=== やること ===
下の記録のうち、「status-bar: KT 8:49 HD 50% [0,0,480,30]」がある行から「plus-fab-button[interactable] [393,683,458,748]」がある行までを、両端の行も含めて一字も変えずにそのまま書き出してください。

□ □ □

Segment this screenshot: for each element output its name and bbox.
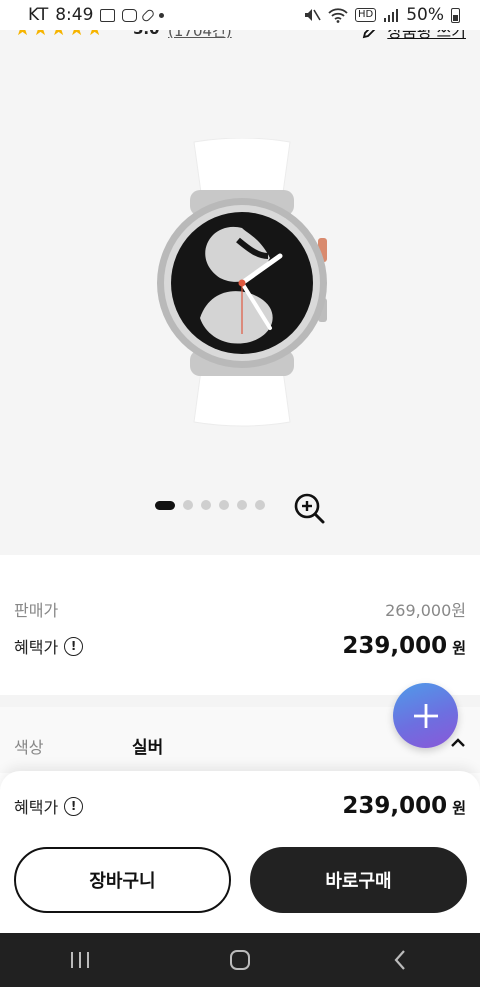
status-bar: KT 8:49 HD 50% [0,0,480,30]
sheet-currency-label: 원 [452,799,466,817]
benefit-price-row: 혜택가 ! 239,000 원 [14,633,466,659]
battery-percent: 50% [406,5,444,25]
color-option-label: 색상 [14,738,44,757]
status-left: KT 8:49 [28,5,165,25]
sale-price-value: 269,000원 [385,601,466,620]
plus-icon [413,703,438,728]
instagram-icon [122,8,138,22]
sheet-price-row: 혜택가 ! 239,000 원 [14,793,466,819]
sale-price-label: 판매가 [14,601,59,620]
buy-now-button[interactable]: 바로구매 [250,847,467,913]
benefit-price-label: 혜택가 [14,638,59,657]
status-right: HD 50% [303,5,460,25]
sheet-price-group: 239,000 원 [342,793,466,819]
pager-dot[interactable] [237,500,247,510]
pill-icon [140,7,156,23]
rating-stars: ★★★★★ [14,30,104,40]
color-option-value: 실버 [132,738,164,758]
write-review-link[interactable]: 상품평 쓰기 [361,30,466,42]
price-section: 판매가 269,000원 혜택가 ! 239,000 원 [0,555,480,695]
battery-icon [451,7,460,23]
info-icon[interactable]: ! [64,636,84,656]
recents-button[interactable] [60,940,100,980]
plus-fab-button[interactable] [393,683,458,748]
benefit-price-label-group: 혜택가 ! [14,634,84,658]
wifi-icon [328,8,348,23]
pager-dot[interactable] [219,500,229,510]
sale-price-row: 판매가 269,000원 [14,597,466,621]
sheet-benefit-price: 239,000 [342,793,448,819]
back-icon [394,950,405,970]
pager-dot[interactable] [183,500,193,510]
product-image [157,138,327,427]
mute-icon [304,9,321,21]
home-button[interactable] [220,940,260,980]
pager-dot[interactable] [255,500,265,510]
product-gallery[interactable]: ★★★★★ 5.0 (1704건) 상품평 쓰기 [0,30,480,555]
gallery-pager [155,500,265,510]
benefit-price-value: 239,000 [342,633,448,659]
sheet-benefit-label: 혜택가 [14,798,59,817]
rating-score: 5.0 [133,30,160,38]
sheet-benefit-label-group: 혜택가 ! [14,794,84,818]
rating-row: ★★★★★ 5.0 (1704건) 상품평 쓰기 [0,30,480,48]
write-review-label: 상품평 쓰기 [387,30,466,41]
add-to-cart-button[interactable]: 장바구니 [14,847,231,913]
recents-icon [71,952,89,968]
info-icon[interactable]: ! [64,796,84,816]
benefit-price-group: 239,000 원 [342,633,466,659]
currency-label: 원 [452,639,466,657]
hd-badge: HD [354,8,377,22]
carrier-label: KT [28,5,49,25]
system-nav-bar [0,933,480,987]
zoom-in-icon[interactable] [292,491,326,525]
pager-dot-active[interactable] [155,500,175,510]
purchase-sheet: 혜택가 ! 239,000 원 장바구니 바로구매 [0,771,480,933]
pencil-icon [363,30,376,39]
review-count-link[interactable]: (1704건) [168,30,232,41]
clock: 8:49 [55,5,94,25]
home-icon [230,950,250,970]
signal-icon [384,9,399,22]
chevron-up-icon[interactable] [450,735,466,751]
image-icon [100,8,116,22]
pager-dot[interactable] [201,500,211,510]
notification-dot-icon [159,12,165,18]
back-button[interactable] [380,940,420,980]
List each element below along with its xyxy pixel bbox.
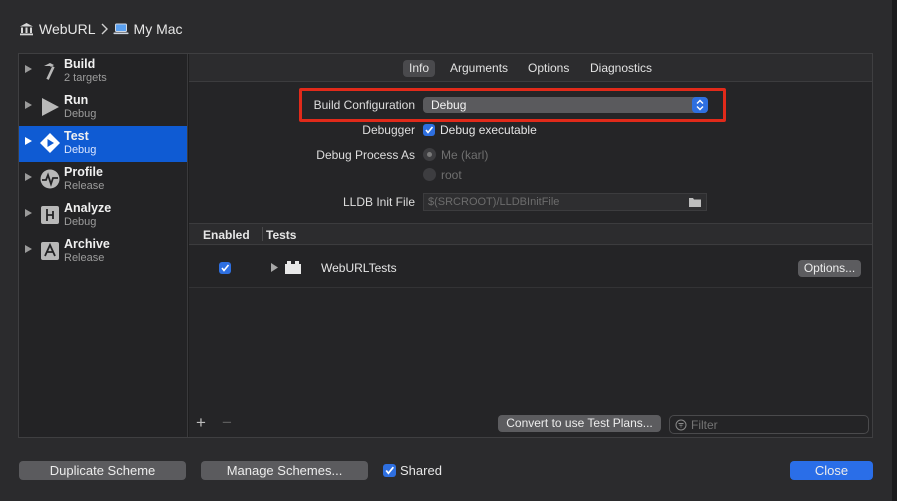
process-me-radio[interactable] (423, 148, 436, 161)
tests-table-header: Enabled Tests (189, 223, 872, 245)
filter-icon (675, 419, 687, 431)
breadcrumb-project[interactable]: WebURL (39, 21, 96, 37)
sidebar-item-label: Profile (64, 165, 103, 179)
disclosure-triangle-icon[interactable] (25, 245, 32, 253)
debug-process-label: Debug Process As (316, 148, 415, 162)
scheme-breadcrumb[interactable]: WebURL My Mac (19, 19, 183, 39)
checkmark-icon (385, 466, 395, 475)
process-me-label: Me (karl) (441, 148, 489, 162)
shared-checkbox[interactable] (383, 464, 396, 477)
sidebar-item-profile[interactable]: Profile Release (19, 162, 187, 198)
play-icon (42, 98, 59, 116)
tab-info[interactable]: Info (403, 60, 436, 77)
disclosure-triangle-icon[interactable] (25, 101, 32, 109)
lldb-init-label: LLDB Init File (342, 195, 415, 209)
test-enabled-checkbox[interactable] (219, 262, 231, 274)
disclosure-triangle-icon[interactable] (271, 263, 278, 272)
manage-schemes-button[interactable]: Manage Schemes... (201, 461, 368, 480)
window-edge (892, 0, 897, 501)
checkmark-icon (425, 126, 434, 134)
profile-gauge-icon (40, 169, 60, 189)
process-root-label: root (441, 168, 462, 182)
annotation-highlight-box (299, 88, 726, 122)
lldb-init-file-field[interactable]: $(SRCROOT)/LLDBInitFile (423, 193, 707, 211)
disclosure-triangle-icon[interactable] (25, 173, 32, 181)
debug-executable-checkbox[interactable] (423, 124, 435, 136)
breadcrumb-destination[interactable]: My Mac (134, 21, 183, 37)
tab-options[interactable]: Options (522, 60, 575, 77)
sidebar-item-test[interactable]: Test Debug (19, 126, 187, 162)
disclosure-triangle-icon[interactable] (25, 209, 32, 217)
column-tests[interactable]: Tests (266, 228, 296, 242)
folder-icon[interactable] (688, 196, 702, 208)
checkmark-icon (221, 264, 230, 272)
process-root-radio[interactable] (423, 168, 436, 181)
test-bundle-icon (285, 261, 301, 274)
laptop-icon (113, 23, 129, 35)
test-diamond-icon (40, 133, 60, 153)
column-separator (262, 227, 263, 241)
column-enabled[interactable]: Enabled (203, 228, 250, 242)
hammer-icon (44, 63, 55, 80)
test-options-button[interactable]: Options... (798, 260, 861, 277)
sidebar-item-sublabel: 2 targets (64, 72, 107, 84)
filter-field[interactable]: Filter (669, 415, 869, 434)
disclosure-triangle-icon[interactable] (25, 65, 32, 73)
sidebar-item-sublabel: Release (64, 252, 105, 264)
debugger-label: Debugger (362, 123, 415, 137)
sidebar-item-label: Archive (64, 237, 110, 251)
bank-icon (20, 23, 33, 36)
convert-test-plans-button[interactable]: Convert to use Test Plans... (498, 415, 661, 432)
sidebar-item-label: Analyze (64, 201, 112, 215)
tab-bar: Info Arguments Options Diagnostics (189, 54, 872, 82)
sidebar-item-sublabel: Debug (64, 216, 97, 228)
disclosure-triangle-icon[interactable] (25, 137, 32, 145)
sidebar-item-label: Build (64, 57, 96, 71)
analyze-icon (41, 206, 59, 224)
lldb-init-placeholder: $(SRCROOT)/LLDBInitFile (428, 196, 560, 208)
debug-executable-label[interactable]: Debug executable (440, 123, 537, 137)
tab-arguments[interactable]: Arguments (444, 60, 514, 77)
sidebar-item-analyze[interactable]: Analyze Debug (19, 198, 187, 234)
sidebar-item-label: Test (64, 129, 89, 143)
sidebar-item-sublabel: Debug (64, 108, 97, 120)
sidebar-item-sublabel: Debug (64, 144, 97, 156)
table-row[interactable]: WebURLTests Options... (189, 246, 872, 288)
test-name: WebURLTests (321, 261, 397, 275)
sidebar-item-build[interactable]: Build 2 targets (19, 54, 187, 90)
sidebar-item-run[interactable]: Run Debug (19, 90, 187, 126)
shared-label[interactable]: Shared (400, 463, 442, 478)
tab-diagnostics[interactable]: Diagnostics (584, 60, 658, 77)
scheme-actions-sidebar: Build 2 targets Run Debug Test Debug Pro… (19, 54, 188, 437)
close-button[interactable]: Close (790, 461, 873, 480)
duplicate-scheme-button[interactable]: Duplicate Scheme (19, 461, 186, 480)
archive-icon (41, 242, 59, 260)
sidebar-item-label: Run (64, 93, 89, 107)
filter-placeholder: Filter (691, 418, 718, 432)
sidebar-item-sublabel: Release (64, 180, 105, 192)
sidebar-item-archive[interactable]: Archive Release (19, 234, 187, 270)
remove-test-button[interactable]: − (222, 413, 232, 433)
chevron-right-icon (101, 23, 108, 35)
add-test-button[interactable]: + (196, 413, 206, 433)
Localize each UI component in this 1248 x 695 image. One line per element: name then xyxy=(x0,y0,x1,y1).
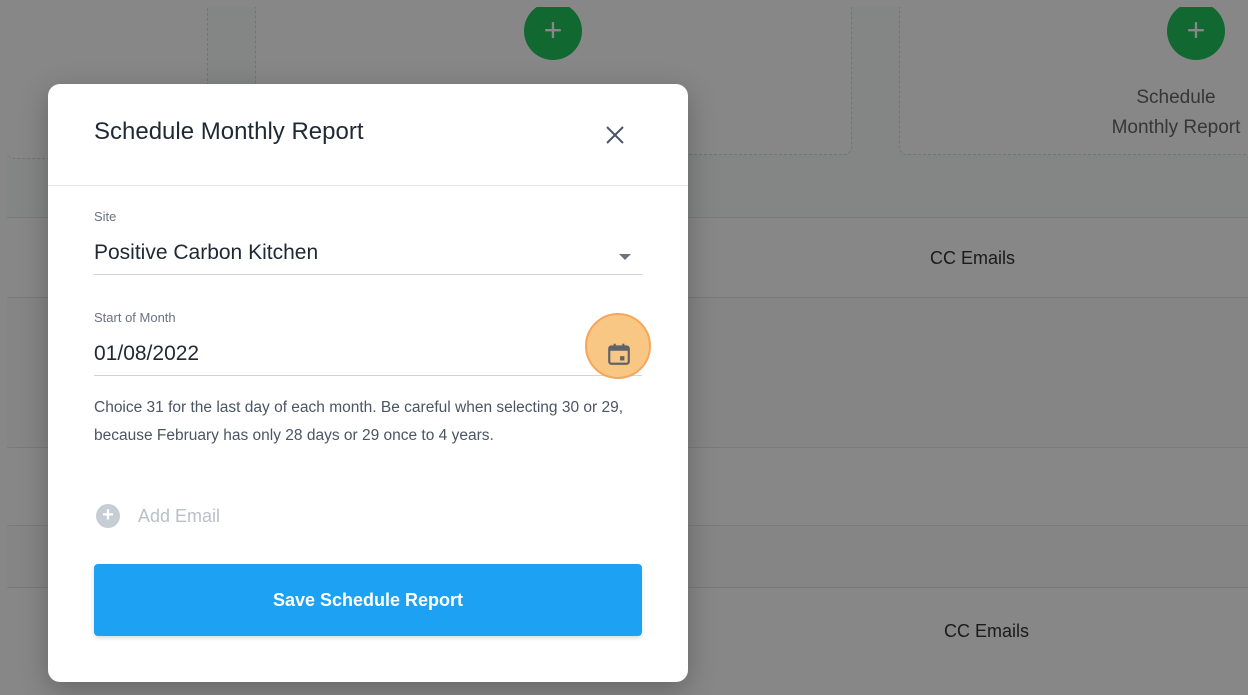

□ □ □

=== 仕上がり ===
status-bar: KT 8:49 HD 50% [0,0,480,30]
sheet-currency-label: 원 [452,799,466,817]
benefit-price-row: 혜택가 ! 239,000 원 [14,633,466,659]
battery-percent: 50% [406,5,444,25]
color-option-label: 색상 [14,738,44,757]
status-left: KT 8:49 [28,5,165,25]
sale-price-value: 269,000원 [385,601,466,620]
plus-icon [413,703,438,728]
instagram-icon [122,8,138,22]
sheet-price-row: 혜택가 ! 239,000 원 [14,793,466,819]
sale-price-label: 판매가 [14,601,59,620]
buy-now-button[interactable]: 바로구매 [250,847,467,913]
benefit-price-label: 혜택가 [14,638,59,657]
status-right: HD 50% [303,5,460,25]
sheet-price-group: 239,000 원 [342,793,466,819]
pager-dot[interactable] [237,500,247,510]
pill-icon [140,7,156,23]
rating-stars: ★★★★★ [14,30,104,40]
color-option-value: 실버 [132,738,164,758]
write-review-link[interactable]: 상품평 쓰기 [361,30,466,42]
price-section: 판매가 269,000원 혜택가 ! 239,000 원 [0,555,480,695]
battery-icon [451,7,460,23]
info-icon[interactable]: ! [64,636,84,656]
recents-button[interactable] [60,940,100,980]
plus-fab-button[interactable] [393,683,458,748]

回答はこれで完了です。